<<<<

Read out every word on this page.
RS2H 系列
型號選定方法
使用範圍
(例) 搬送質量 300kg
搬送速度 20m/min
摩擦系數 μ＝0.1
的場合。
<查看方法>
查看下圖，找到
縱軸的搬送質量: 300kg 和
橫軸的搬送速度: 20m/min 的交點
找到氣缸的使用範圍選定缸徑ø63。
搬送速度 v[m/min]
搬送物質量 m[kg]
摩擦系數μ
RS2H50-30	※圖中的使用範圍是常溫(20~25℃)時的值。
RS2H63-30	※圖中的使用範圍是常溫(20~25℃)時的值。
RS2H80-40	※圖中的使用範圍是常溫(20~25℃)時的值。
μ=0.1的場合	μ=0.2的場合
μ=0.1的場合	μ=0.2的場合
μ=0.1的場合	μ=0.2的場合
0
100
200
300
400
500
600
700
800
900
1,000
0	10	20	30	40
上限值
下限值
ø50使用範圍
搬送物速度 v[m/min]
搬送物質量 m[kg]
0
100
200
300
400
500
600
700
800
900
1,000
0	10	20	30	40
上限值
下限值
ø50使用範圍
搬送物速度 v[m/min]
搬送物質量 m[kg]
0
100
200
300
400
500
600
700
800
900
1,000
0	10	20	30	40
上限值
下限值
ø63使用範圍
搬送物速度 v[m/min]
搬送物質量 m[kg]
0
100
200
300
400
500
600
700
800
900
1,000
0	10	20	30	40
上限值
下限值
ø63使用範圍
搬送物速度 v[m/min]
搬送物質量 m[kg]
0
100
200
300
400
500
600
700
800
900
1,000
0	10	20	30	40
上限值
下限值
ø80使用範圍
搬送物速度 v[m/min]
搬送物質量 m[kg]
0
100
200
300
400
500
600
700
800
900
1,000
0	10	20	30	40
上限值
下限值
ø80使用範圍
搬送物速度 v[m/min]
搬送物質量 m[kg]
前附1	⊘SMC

>>>>

All of the data must be returned exactly.

Read out every word on this page.
RS2H 系列
型號選定方法
使用範圍
(例) 搬送質量 300kg
搬送速度 20m/min
摩擦系數 μ＝0.1
的場合。
<查看方法>
查看下圖，找到
縱軸的搬送質量: 300kg 和
橫軸的搬送速度: 20m/min 的交點
找到氣缸的使用範圍選定缸徑ø63。
搬送速度 v[m/min]
搬送物質量 m[kg]
摩擦系數μ
RS2H50-30	※圖中的使用範圍是常溫(20~25℃)時的值。
RS2H63-30	※圖中的使用範圍是常溫(20~25℃)時的值。
RS2H80-40	※圖中的使用範圍是常溫(20~25℃)時的值。
μ=0.1的場合	μ=0.2的場合
μ=0.1的場合	μ=0.2的場合
μ=0.1的場合	μ=0.2的場合
0
100
200
300
400
500
600
700
800
900
1,000
0	10	20	30	40
上限值
下限值
ø50使用範圍
搬送物速度 v[m/min]
搬送物質量 m[kg]
0
100
200
300
400
500
600
700
800
900
1,000
0	10	20	30	40
上限值
下限值
ø50使用範圍
搬送物速度 v[m/min]
搬送物質量 m[kg]
0
100
200
300
400
500
600
700
800
900
1,000
0	10	20	30	40
上限值
下限值
ø63使用範圍
搬送物速度 v[m/min]
搬送物質量 m[kg]
0
100
200
300
400
500
600
700
800
900
1,000
0	10	20	30	40
上限值
下限值
ø63使用範圍
搬送物速度 v[m/min]
搬送物質量 m[kg]
0
100
200
300
400
500
600
700
800
900
1,000
0	10	20	30	40
上限值
下限值
ø80使用範圍
搬送物速度 v[m/min]
搬送物質量 m[kg]
0
100
200
300
400
500
600
700
800
900
1,000
0	10	20	30	40
上限值
下限值
ø80使用範圍
搬送物速度 v[m/min]
搬送物質量 m[kg]
前附1	⊘SMC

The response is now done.